====== Material provided ======
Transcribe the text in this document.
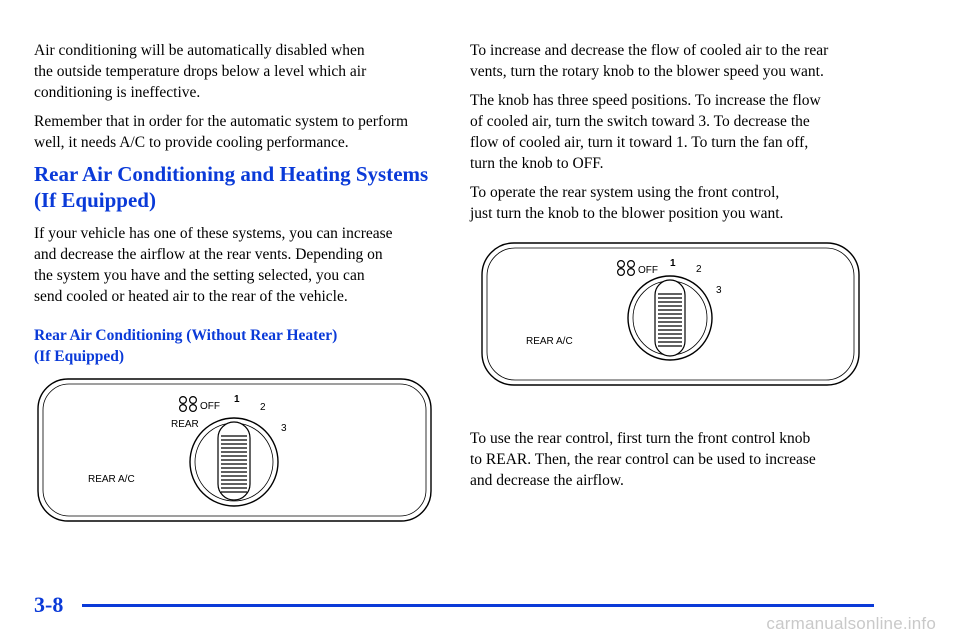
Air conditioning will be automatically disabled when
the outside temperature drops below a level which air
conditioning is ineffective.

Remember that in order for the automatic system to perform
well, it needs A/C to provide cooling performance.

Rear Air Conditioning and Heating Systems
(If Equipped)

If your vehicle has one of these systems, you can increase
and decrease the airflow at the rear vents. Depending on
the system you have and the setting selected, you can
send cooled or heated air to the rear of the vehicle.

Rear Air Conditioning (Without Rear Heater)
(If Equipped)

To increase and decrease the flow of cooled air to the rear
vents, turn the rotary knob to the blower speed you want.

The knob has three speed positions. To increase the flow
of cooled air, turn the switch toward 3. To decrease the
flow of cooled air, turn it toward 1. To turn the fan off,
turn the knob to OFF.

To operate the rear system using the front control,
just turn the knob to the blower position you want.

To use the rear control, first turn the front control knob
to REAR. Then, the rear control can be used to increase
and decrease the airflow.

OFF
REAR
1
2
3
REAR A/C
OFF
1
2
3
REAR A/C
3-8
carmanualsonline.info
======
> **What this task involves**: Your task is to repeat the material above exactly, without its pictures.

> **Worked answer**:
Transcribe the text in this document.
Air conditioning will be automatically disabled when
the outside temperature drops below a level which air
conditioning is ineffective.

Remember that in order for the automatic system to perform
well, it needs A/C to provide cooling performance.

Rear Air Conditioning and Heating Systems
(If Equipped)

If your vehicle has one of these systems, you can increase
and decrease the airflow at the rear vents. Depending on
the system you have and the setting selected, you can
send cooled or heated air to the rear of the vehicle.

Rear Air Conditioning (Without Rear Heater)
(If Equipped)

To increase and decrease the flow of cooled air to the rear
vents, turn the rotary knob to the blower speed you want.

The knob has three speed positions. To increase the flow
of cooled air, turn the switch toward 3. To decrease the
flow of cooled air, turn it toward 1. To turn the fan off,
turn the knob to OFF.

To operate the rear system using the front control,
just turn the knob to the blower position you want.

To use the rear control, first turn the front control knob
to REAR. Then, the rear control can be used to increase
and decrease the airflow.

OFF
REAR
1
2
3
REAR A/C
OFF
1
2
3
REAR A/C
3-8
carmanualsonline.info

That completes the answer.